***** Extracted information *****

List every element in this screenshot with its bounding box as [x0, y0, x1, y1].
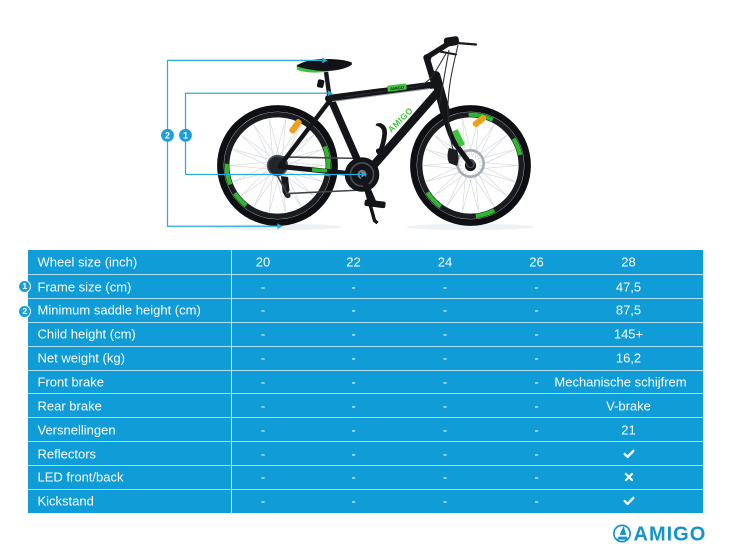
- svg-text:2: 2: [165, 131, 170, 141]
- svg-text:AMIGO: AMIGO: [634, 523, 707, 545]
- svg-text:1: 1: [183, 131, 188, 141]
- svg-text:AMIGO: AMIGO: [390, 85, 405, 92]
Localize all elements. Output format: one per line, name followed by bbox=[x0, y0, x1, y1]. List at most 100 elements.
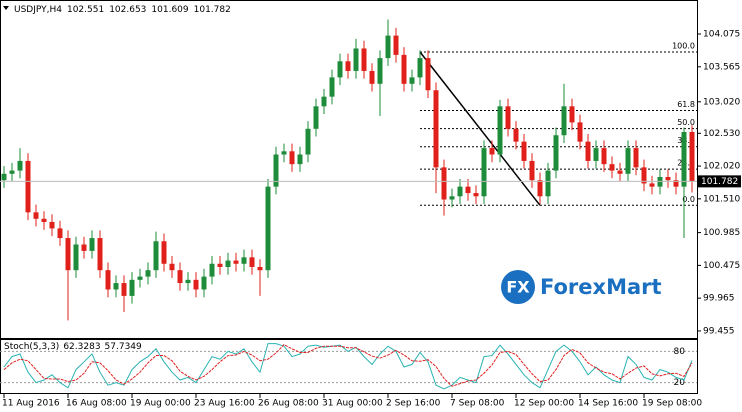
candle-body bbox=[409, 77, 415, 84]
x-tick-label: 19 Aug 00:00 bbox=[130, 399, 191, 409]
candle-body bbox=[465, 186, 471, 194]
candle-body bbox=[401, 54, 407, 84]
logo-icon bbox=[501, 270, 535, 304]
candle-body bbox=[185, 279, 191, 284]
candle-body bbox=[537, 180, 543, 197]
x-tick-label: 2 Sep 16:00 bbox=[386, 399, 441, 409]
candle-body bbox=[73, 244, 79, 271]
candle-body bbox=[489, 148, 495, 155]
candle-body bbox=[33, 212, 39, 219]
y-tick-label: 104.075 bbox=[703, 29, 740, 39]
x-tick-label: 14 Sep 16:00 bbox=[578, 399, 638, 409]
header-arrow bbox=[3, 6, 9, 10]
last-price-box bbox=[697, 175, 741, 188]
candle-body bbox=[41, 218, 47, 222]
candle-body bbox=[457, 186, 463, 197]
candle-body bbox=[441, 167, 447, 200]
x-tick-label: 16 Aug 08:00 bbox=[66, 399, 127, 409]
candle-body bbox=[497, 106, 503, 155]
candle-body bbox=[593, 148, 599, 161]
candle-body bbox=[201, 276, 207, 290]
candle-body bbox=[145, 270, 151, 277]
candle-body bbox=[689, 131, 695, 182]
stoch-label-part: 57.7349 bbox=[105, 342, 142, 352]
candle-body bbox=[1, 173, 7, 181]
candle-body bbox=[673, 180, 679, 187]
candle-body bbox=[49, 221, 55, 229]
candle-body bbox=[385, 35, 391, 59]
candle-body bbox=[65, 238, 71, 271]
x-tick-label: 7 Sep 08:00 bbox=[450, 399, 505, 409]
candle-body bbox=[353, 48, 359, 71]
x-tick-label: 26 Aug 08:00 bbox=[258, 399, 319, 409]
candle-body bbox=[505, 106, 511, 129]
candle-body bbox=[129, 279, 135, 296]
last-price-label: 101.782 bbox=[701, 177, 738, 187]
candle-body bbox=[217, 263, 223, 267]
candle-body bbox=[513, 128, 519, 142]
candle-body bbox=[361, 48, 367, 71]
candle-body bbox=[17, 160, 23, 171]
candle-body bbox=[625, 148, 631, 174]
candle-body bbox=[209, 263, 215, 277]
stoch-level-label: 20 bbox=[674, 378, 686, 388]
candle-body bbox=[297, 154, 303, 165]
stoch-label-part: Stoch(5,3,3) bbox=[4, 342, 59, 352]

*****

Format the items from their beginning through the line containing "Localize all elements.", including that line, as a JSON list of strings with one string per line. Skip blank lines and leave the pictures out.

_Task solution:_
[
  "List every element in this screenshot with its bounding box as [x0, y0, x1, y1].",
  "- svg-text:2: 2: [165, 131, 170, 141]",
  "- svg-text:AMIGO: AMIGO: [634, 523, 707, 545]",
  "- svg-text:1: 1: [183, 131, 188, 141]",
  "- svg-text:AMIGO: AMIGO: [390, 85, 405, 92]",
  "Localize all elements. Output format: one per line, name followed by bbox=[x0, y0, x1, y1]. List at most 100 elements."
]